Requirement ▸ Write out the data again in full, exactly as it reads.

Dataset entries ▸
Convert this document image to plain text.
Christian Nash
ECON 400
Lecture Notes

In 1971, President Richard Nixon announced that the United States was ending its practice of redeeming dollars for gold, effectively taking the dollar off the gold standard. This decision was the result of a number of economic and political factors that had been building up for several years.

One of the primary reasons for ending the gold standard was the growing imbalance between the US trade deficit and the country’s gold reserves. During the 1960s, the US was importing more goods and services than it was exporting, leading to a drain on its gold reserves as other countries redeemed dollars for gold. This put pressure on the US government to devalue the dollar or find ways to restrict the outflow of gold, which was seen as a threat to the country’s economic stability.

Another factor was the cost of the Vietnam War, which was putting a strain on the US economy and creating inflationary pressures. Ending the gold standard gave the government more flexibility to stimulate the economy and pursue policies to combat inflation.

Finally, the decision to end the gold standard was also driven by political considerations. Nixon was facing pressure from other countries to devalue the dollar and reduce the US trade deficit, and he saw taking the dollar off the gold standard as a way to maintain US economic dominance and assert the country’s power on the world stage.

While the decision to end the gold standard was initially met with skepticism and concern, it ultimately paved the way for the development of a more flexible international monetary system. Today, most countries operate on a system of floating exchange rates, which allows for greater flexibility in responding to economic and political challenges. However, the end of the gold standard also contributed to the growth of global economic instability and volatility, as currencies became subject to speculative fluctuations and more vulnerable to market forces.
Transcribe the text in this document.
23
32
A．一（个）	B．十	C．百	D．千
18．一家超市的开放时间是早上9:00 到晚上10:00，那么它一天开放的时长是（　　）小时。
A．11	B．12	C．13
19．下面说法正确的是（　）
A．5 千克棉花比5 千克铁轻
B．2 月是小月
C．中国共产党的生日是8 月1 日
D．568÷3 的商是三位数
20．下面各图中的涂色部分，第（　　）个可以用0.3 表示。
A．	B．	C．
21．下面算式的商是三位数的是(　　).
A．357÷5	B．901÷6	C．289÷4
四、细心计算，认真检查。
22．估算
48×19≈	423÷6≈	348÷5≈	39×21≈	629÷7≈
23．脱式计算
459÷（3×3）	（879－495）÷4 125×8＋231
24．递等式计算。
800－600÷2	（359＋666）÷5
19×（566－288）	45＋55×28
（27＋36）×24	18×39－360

Correct answer ▸
Convert this document image to plain text.
Christian Nash
ECON 400
Lecture Notes

In 1971, President Richard Nixon announced that the United States was ending its practice of redeeming dollars for gold, effectively taking the dollar off the gold standard. This decision was the result of a number of economic and political factors that had been building up for several years.

One of the primary reasons for ending the gold standard was the growing imbalance between the US trade deficit and the country’s gold reserves. During the 1960s, the US was importing more goods and services than it was exporting, leading to a drain on its gold reserves as other countries redeemed dollars for gold. This put pressure on the US government to devalue the dollar or find ways to restrict the outflow of gold, which was seen as a threat to the country’s economic stability.

Another factor was the cost of the Vietnam War, which was putting a strain on the US economy and creating inflationary pressures. Ending the gold standard gave the government more flexibility to stimulate the economy and pursue policies to combat inflation.

Finally, the decision to end the gold standard was also driven by political considerations. Nixon was facing pressure from other countries to devalue the dollar and reduce the US trade deficit, and he saw taking the dollar off the gold standard as a way to maintain US economic dominance and assert the country’s power on the world stage.

While the decision to end the gold standard was initially met with skepticism and concern, it ultimately paved the way for the development of a more flexible international monetary system. Today, most countries operate on a system of floating exchange rates, which allows for greater flexibility in responding to economic and political challenges. However, the end of the gold standard also contributed to the growth of global economic instability and volatility, as currencies became subject to speculative fluctuations and more vulnerable to market forces.
Transcribe the text in this document.
23
32
A．一（个）	B．十	C．百	D．千
18．一家超市的开放时间是早上9:00 到晚上10:00，那么它一天开放的时长是（　　）小时。
A．11	B．12	C．13
19．下面说法正确的是（　）
A．5 千克棉花比5 千克铁轻
B．2 月是小月
C．中国共产党的生日是8 月1 日
D．568÷3 的商是三位数
20．下面各图中的涂色部分，第（　　）个可以用0.3 表示。
A．	B．	C．
21．下面算式的商是三位数的是(　　).
A．357÷5	B．901÷6	C．289÷4
四、细心计算，认真检查。
22．估算
48×19≈	423÷6≈	348÷5≈	39×21≈	629÷7≈
23．脱式计算
459÷（3×3）	（879－495）÷4 125×8＋231
24．递等式计算。
800－600÷2	（359＋666）÷5
19×（566－288）	45＋55×28
（27＋36）×24	18×39－360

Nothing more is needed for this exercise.